저장된 항목
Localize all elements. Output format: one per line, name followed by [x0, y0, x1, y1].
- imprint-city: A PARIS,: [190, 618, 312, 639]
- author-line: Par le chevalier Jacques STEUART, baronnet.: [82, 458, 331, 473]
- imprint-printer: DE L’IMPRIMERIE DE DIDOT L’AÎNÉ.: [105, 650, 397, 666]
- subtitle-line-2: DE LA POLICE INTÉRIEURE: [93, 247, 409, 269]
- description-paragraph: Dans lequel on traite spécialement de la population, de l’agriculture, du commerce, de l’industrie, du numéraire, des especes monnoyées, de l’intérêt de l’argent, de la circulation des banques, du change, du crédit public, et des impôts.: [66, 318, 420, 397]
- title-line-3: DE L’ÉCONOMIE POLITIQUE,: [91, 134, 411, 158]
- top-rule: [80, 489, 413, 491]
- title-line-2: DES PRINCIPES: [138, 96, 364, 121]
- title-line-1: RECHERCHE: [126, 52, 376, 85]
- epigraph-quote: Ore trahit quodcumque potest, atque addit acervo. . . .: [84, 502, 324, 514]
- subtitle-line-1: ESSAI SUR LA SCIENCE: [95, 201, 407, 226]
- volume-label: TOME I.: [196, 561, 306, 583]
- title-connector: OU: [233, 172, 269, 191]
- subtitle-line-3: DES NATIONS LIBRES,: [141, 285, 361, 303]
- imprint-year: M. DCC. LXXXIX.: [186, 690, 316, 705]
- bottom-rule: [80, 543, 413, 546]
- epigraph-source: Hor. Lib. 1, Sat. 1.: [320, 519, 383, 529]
...
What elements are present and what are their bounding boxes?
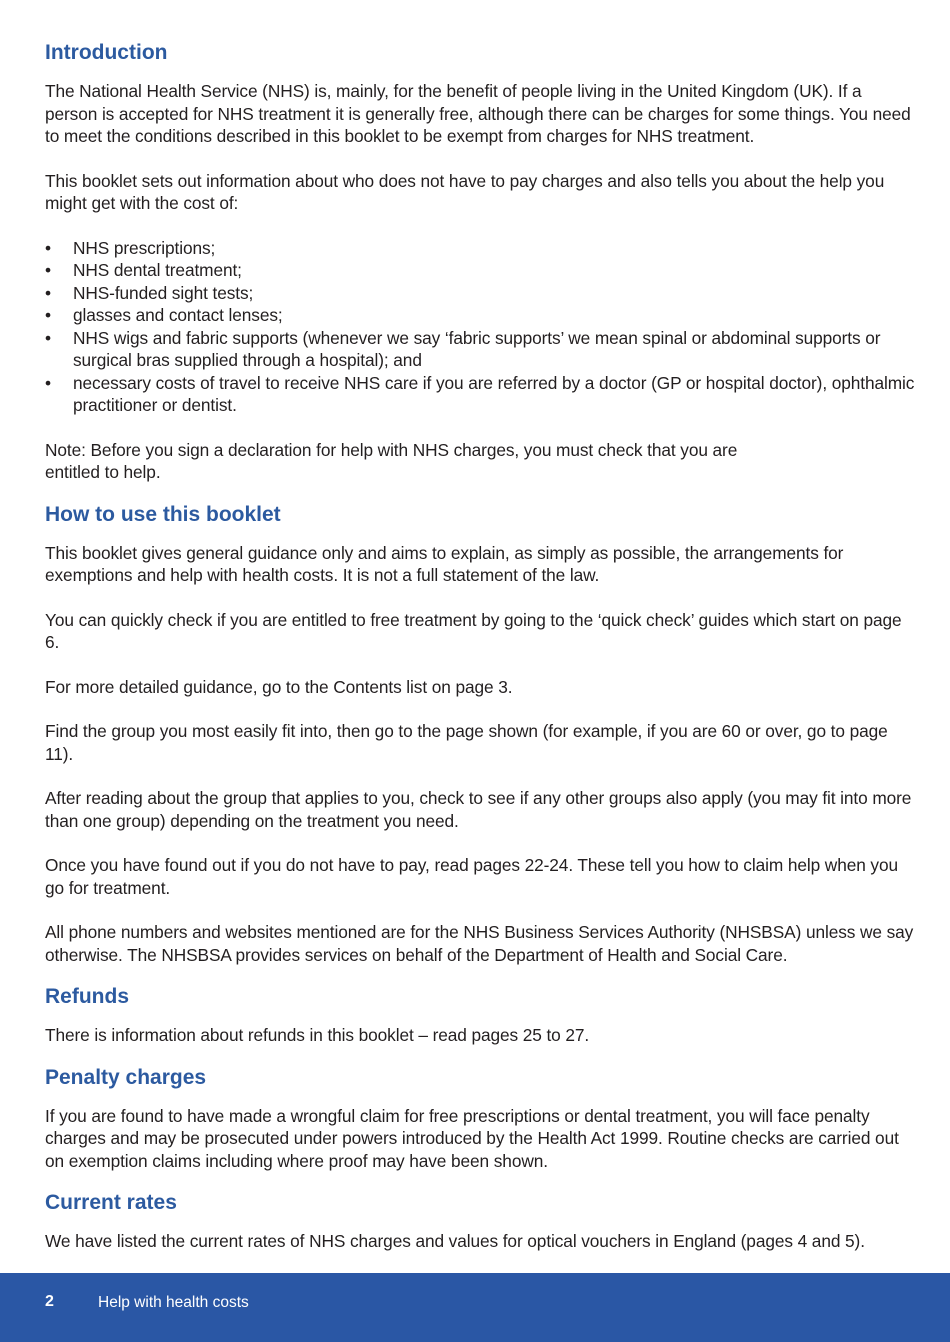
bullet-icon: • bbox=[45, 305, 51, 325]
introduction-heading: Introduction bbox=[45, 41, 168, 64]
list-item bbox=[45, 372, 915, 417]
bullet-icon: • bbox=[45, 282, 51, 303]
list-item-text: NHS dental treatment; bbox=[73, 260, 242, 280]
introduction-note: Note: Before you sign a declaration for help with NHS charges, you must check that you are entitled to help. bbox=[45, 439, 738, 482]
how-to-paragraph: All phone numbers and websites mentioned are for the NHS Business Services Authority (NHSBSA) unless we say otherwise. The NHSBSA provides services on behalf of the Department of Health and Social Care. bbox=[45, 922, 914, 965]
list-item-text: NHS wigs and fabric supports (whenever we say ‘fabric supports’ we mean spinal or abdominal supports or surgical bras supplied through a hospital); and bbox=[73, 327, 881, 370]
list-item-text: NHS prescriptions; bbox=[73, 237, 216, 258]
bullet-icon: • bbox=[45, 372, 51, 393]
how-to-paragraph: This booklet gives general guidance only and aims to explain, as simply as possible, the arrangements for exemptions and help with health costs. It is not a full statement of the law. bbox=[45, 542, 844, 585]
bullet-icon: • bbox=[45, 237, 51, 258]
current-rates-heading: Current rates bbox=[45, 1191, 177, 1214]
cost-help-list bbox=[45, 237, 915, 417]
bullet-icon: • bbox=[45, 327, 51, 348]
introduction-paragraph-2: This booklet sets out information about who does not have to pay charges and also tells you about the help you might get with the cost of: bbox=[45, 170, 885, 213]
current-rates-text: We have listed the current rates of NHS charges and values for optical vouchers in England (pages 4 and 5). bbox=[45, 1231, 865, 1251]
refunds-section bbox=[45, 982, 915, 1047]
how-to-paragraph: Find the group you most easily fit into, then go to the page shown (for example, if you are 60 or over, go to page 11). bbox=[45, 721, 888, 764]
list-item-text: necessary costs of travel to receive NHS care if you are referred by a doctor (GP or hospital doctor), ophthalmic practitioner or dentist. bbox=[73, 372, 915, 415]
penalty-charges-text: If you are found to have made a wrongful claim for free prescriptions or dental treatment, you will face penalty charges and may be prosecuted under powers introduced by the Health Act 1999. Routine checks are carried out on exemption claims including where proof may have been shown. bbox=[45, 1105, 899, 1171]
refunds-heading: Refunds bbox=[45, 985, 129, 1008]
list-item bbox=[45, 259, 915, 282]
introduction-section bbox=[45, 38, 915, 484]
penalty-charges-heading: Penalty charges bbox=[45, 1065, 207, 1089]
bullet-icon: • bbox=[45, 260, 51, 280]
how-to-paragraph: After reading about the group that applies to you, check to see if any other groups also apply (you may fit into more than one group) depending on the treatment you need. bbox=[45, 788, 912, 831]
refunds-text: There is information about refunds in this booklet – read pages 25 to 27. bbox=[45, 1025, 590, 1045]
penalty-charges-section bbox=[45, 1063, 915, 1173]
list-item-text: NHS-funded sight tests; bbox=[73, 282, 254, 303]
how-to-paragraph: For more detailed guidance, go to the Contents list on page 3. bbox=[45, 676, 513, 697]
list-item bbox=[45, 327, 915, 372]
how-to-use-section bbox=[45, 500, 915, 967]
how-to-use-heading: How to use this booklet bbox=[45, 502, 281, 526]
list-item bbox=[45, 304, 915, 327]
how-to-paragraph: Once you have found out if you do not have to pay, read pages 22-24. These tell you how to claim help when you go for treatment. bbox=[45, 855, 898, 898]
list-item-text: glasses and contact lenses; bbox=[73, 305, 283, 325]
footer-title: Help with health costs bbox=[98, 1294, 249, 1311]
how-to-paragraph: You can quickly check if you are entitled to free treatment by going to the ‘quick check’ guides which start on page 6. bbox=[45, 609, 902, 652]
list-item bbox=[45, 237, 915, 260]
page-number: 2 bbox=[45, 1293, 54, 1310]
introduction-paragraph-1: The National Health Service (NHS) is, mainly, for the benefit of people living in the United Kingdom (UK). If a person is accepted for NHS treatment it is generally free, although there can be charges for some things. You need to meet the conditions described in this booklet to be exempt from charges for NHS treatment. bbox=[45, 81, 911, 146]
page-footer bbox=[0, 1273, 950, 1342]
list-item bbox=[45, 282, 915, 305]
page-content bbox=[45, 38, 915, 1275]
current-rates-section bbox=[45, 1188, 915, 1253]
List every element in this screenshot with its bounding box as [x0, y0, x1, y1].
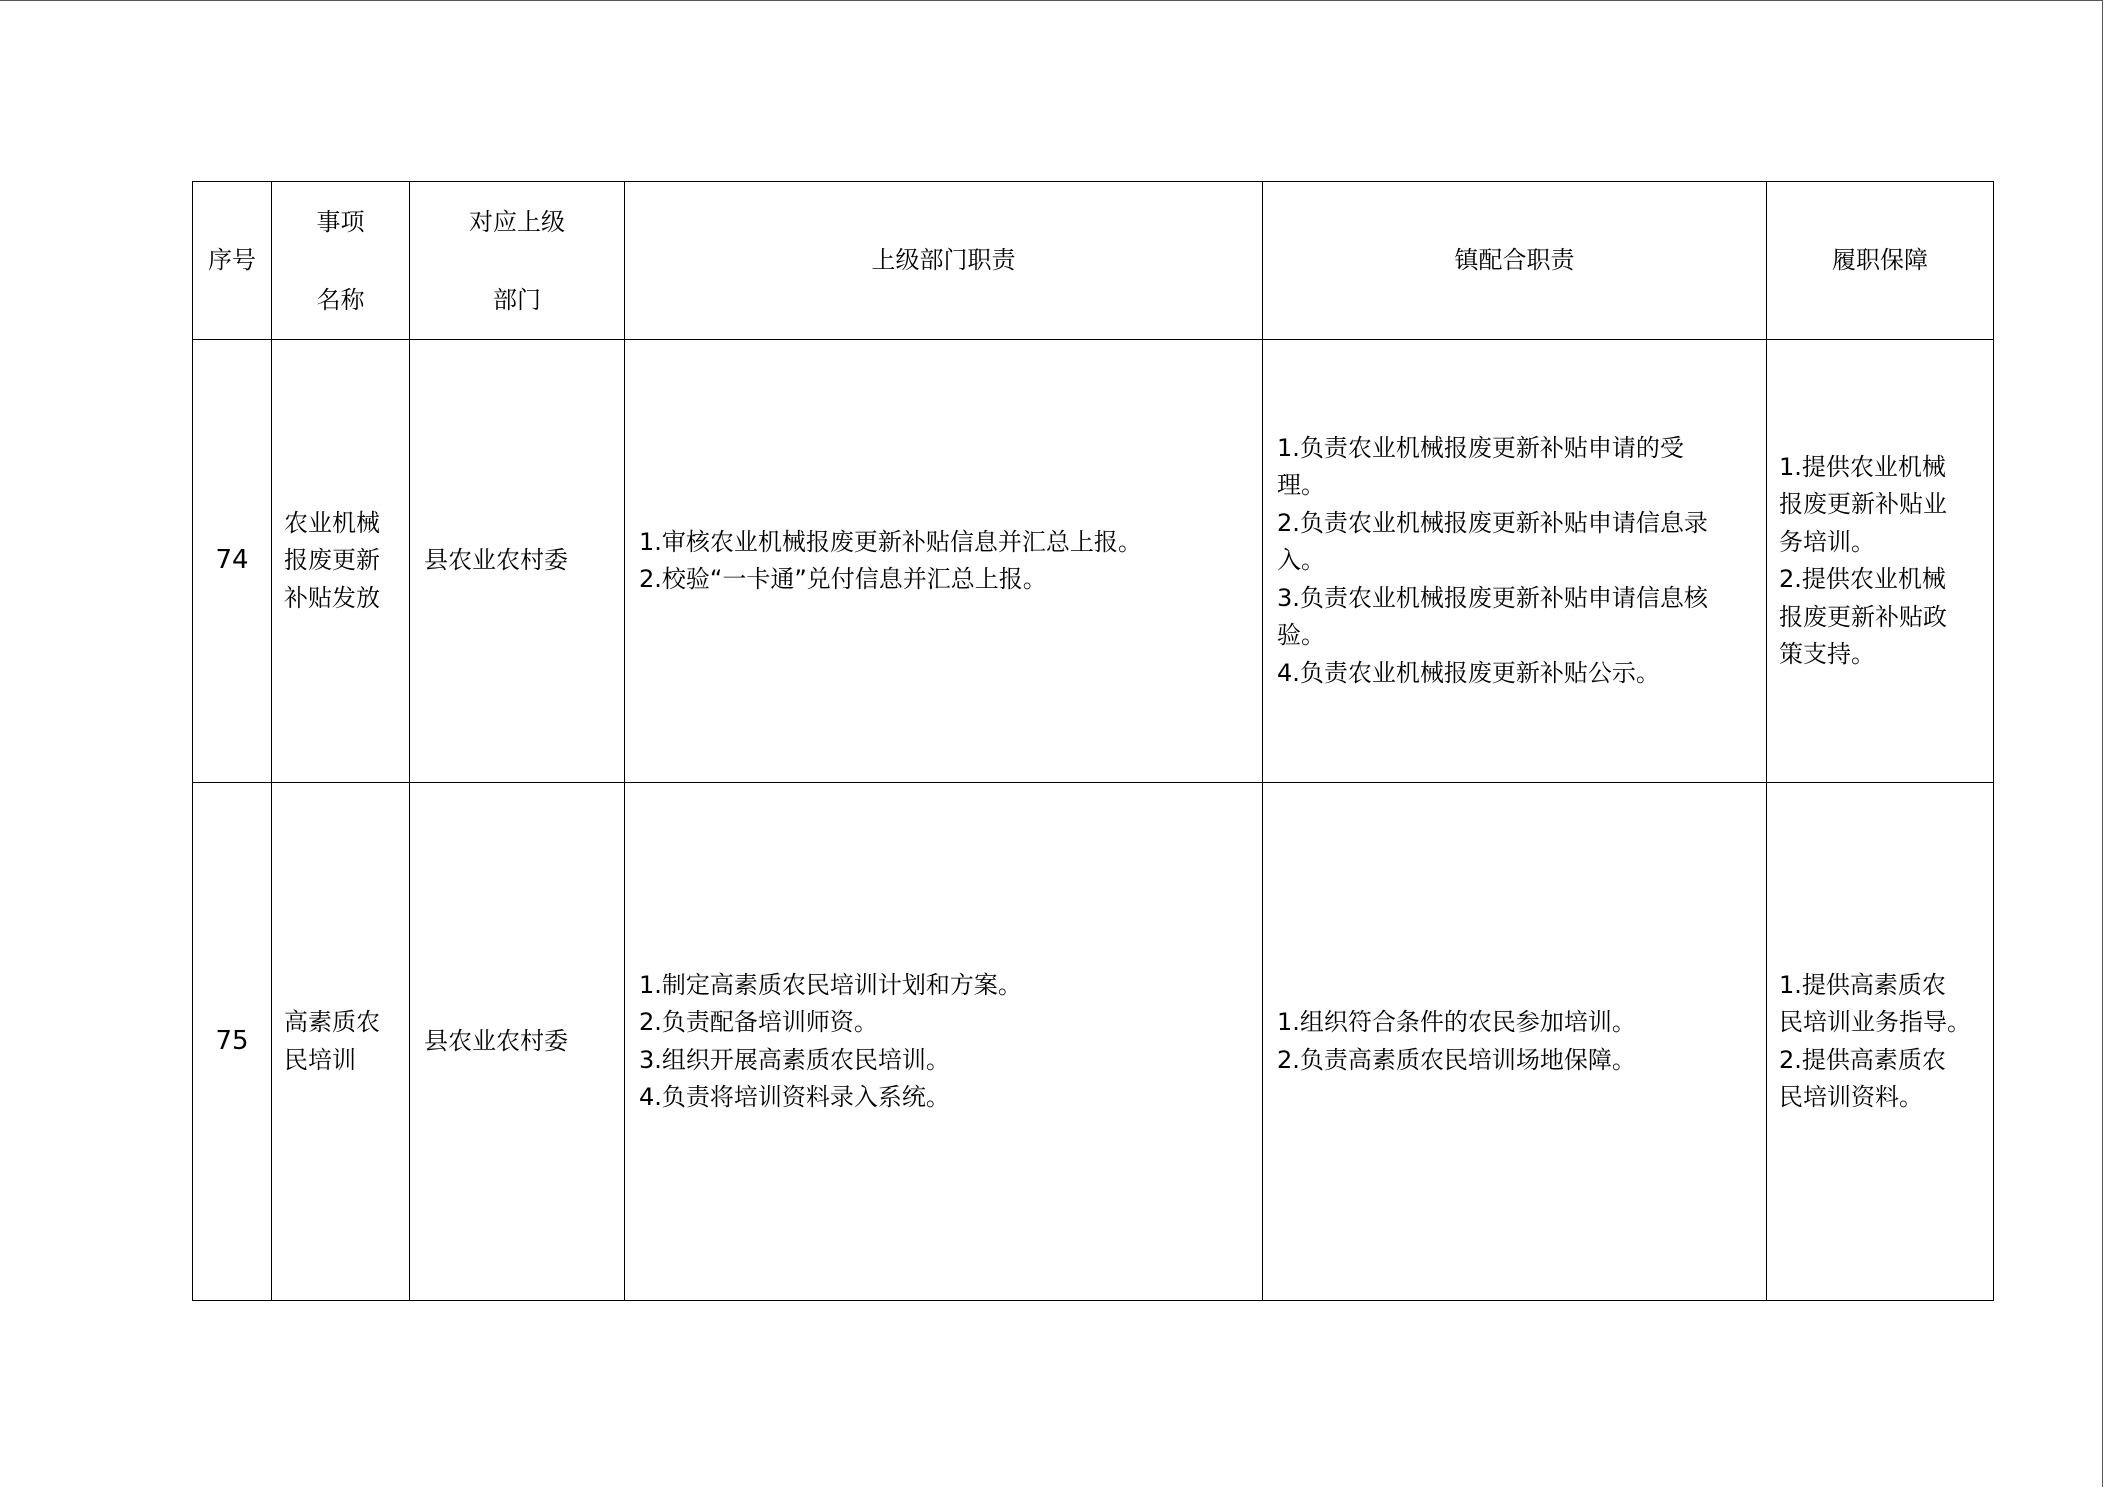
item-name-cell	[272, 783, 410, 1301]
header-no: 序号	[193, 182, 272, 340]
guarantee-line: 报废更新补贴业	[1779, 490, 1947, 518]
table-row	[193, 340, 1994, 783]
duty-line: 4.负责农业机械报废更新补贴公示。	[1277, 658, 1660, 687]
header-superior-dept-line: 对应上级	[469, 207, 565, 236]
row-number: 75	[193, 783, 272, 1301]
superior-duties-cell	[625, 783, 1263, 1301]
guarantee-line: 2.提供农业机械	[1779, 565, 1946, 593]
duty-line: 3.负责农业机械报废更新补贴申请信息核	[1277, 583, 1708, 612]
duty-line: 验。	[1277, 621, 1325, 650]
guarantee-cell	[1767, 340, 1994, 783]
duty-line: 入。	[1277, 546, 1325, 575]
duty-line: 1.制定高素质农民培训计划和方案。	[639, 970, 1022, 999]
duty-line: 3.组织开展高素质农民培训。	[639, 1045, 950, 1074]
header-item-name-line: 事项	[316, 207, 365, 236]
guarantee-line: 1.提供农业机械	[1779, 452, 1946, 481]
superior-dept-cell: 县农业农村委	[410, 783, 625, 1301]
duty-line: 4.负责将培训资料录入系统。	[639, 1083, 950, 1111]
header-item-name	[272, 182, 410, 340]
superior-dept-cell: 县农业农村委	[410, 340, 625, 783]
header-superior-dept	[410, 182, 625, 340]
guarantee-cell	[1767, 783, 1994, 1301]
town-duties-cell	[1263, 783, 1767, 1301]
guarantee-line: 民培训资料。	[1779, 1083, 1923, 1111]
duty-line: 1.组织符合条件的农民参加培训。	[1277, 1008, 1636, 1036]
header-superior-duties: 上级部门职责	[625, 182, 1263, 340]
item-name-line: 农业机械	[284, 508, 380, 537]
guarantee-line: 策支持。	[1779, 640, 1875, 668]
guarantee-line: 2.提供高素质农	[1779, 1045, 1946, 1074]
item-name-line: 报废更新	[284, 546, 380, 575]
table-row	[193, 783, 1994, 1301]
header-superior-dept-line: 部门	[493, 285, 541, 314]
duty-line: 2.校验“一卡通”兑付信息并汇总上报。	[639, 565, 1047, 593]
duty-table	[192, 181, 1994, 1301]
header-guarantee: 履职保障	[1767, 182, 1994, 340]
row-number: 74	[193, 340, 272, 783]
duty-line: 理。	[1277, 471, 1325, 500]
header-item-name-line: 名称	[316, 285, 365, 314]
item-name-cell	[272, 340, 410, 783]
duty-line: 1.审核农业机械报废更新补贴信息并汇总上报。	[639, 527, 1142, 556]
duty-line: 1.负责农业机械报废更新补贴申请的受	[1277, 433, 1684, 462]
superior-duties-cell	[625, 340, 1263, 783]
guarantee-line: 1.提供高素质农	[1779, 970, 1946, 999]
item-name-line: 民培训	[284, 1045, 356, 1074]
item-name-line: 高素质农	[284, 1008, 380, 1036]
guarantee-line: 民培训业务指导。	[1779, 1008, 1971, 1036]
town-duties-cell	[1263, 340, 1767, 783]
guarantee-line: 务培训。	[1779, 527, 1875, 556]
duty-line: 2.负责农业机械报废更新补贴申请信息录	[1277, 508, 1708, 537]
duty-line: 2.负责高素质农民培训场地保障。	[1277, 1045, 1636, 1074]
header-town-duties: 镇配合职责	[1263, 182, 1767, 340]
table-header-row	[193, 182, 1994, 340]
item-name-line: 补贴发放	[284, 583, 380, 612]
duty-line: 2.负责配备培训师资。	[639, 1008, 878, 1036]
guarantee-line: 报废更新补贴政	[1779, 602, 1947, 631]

▶ [작업 안내]: 위 목록에서 "Localize all elements."이 들어 있는 줄부터 "- imprint-year: M."가 들어 있는 줄까지, 그 두 줄을 포함해 뽑아서 한 글자도 바꾸지 말고 그대로 옮겨 적으세요.

▶ [답변]:
Localize all elements. Output format: one per line, name followed by [x0, y0, x1, y1].
- imprint-city: A PARIS,: [190, 618, 312, 639]
- author-line: Par le chevalier Jacques STEUART, baronnet.: [82, 458, 331, 473]
- imprint-printer: DE L’IMPRIMERIE DE DIDOT L’AÎNÉ.: [105, 650, 397, 666]
- subtitle-line-2: DE LA POLICE INTÉRIEURE: [93, 247, 409, 269]
- description-paragraph: Dans lequel on traite spécialement de la population, de l’agriculture, du commerce, de l’industrie, du numéraire, des especes monnoyées, de l’intérêt de l’argent, de la circulation des banques, du change, du crédit public, et des impôts.: [66, 318, 420, 397]
- title-line-3: DE L’ÉCONOMIE POLITIQUE,: [91, 134, 411, 158]
- top-rule: [80, 489, 413, 491]
- title-line-2: DES PRINCIPES: [138, 96, 364, 121]
- title-line-1: RECHERCHE: [126, 52, 376, 85]
- epigraph-quote: Ore trahit quodcumque potest, atque addit acervo. . . .: [84, 502, 324, 514]
- subtitle-line-1: ESSAI SUR LA SCIENCE: [95, 201, 407, 226]
- volume-label: TOME I.: [196, 561, 306, 583]
- title-connector: OU: [233, 172, 269, 191]
- subtitle-line-3: DES NATIONS LIBRES,: [141, 285, 361, 303]
- imprint-year: M. DCC. LXXXIX.: [186, 690, 316, 705]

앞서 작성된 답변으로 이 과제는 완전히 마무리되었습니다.